**Input material**
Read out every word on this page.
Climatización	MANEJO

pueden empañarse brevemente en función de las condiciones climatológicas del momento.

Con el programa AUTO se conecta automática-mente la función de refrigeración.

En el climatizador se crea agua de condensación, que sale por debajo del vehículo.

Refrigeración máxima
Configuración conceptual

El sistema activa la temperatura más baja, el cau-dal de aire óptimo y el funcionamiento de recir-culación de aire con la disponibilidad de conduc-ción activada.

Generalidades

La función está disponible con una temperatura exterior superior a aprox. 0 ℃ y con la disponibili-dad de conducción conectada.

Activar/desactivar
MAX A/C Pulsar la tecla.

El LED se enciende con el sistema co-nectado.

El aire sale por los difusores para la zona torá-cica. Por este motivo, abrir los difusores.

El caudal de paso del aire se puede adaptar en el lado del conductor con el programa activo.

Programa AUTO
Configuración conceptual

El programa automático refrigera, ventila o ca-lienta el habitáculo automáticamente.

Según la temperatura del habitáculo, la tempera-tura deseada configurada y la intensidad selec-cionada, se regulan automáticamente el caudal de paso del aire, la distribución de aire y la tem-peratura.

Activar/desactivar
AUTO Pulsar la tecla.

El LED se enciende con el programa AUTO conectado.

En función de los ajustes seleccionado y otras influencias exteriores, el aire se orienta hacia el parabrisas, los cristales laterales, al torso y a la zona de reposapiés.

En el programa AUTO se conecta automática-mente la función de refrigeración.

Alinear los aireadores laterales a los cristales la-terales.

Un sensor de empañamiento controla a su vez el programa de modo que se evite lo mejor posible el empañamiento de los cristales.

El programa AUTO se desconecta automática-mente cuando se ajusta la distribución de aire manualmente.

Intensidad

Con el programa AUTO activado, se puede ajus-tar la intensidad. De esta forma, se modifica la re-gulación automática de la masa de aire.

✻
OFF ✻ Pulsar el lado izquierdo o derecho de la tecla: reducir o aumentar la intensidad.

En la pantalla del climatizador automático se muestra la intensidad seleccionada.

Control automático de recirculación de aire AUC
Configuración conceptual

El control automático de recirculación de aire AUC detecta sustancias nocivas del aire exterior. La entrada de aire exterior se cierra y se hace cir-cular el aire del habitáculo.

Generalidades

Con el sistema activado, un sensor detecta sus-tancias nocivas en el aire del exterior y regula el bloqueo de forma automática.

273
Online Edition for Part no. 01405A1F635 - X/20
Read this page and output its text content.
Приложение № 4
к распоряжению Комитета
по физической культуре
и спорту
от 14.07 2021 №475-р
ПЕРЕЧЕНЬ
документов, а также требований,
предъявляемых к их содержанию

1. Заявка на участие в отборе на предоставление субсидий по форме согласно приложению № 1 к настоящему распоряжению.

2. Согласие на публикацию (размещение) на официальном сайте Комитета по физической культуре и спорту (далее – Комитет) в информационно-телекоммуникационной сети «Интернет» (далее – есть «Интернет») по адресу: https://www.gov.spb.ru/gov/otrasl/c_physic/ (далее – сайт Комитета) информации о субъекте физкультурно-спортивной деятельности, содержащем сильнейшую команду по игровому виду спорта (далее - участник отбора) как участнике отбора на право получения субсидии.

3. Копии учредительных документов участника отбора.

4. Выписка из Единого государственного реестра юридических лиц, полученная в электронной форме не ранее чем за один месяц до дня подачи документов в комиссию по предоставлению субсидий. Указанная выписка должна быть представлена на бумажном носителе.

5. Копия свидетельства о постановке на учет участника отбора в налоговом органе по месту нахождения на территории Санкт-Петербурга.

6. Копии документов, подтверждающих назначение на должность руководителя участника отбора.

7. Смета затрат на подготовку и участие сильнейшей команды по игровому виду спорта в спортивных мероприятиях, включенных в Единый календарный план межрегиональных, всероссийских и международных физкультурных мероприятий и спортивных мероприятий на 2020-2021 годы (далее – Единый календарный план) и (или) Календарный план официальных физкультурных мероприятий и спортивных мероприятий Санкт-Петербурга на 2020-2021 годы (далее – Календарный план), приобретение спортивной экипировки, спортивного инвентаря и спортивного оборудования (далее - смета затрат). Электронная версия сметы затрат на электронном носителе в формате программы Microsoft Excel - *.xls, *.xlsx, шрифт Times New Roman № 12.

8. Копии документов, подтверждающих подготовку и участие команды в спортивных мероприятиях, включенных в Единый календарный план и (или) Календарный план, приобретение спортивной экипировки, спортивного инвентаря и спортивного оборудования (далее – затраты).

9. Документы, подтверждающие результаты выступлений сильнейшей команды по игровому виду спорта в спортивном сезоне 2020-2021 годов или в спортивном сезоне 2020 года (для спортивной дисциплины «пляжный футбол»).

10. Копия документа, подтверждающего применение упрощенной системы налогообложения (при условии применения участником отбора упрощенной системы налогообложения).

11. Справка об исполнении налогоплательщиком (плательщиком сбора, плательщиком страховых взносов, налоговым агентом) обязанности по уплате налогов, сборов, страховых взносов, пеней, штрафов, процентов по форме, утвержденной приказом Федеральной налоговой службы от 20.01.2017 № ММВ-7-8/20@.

**Exercise**
Read the data above and pull out each line that holds the string "форме".

**Output of the exercise**
1. Заявка на участие в отборе на предоставление субсидий по форме согласно приложению № 1 к настоящему распоряжению.
4. Выписка из Единого государственного реестра юридических лиц, полученная в электронной форме не ранее чем за один месяц до дня подачи документов в комиссию по предоставлению субсидий. Указанная выписка должна быть представлена на бумажном носителе.
11. Справка об исполнении налогоплательщиком (плательщиком сбора, плательщиком страховых взносов, налоговым агентом) обязанности по уплате налогов, сборов, страховых взносов, пеней, штрафов, процентов по форме, утвержденной приказом Федеральной налоговой службы от 20.01.2017 № ММВ-7-8/20@.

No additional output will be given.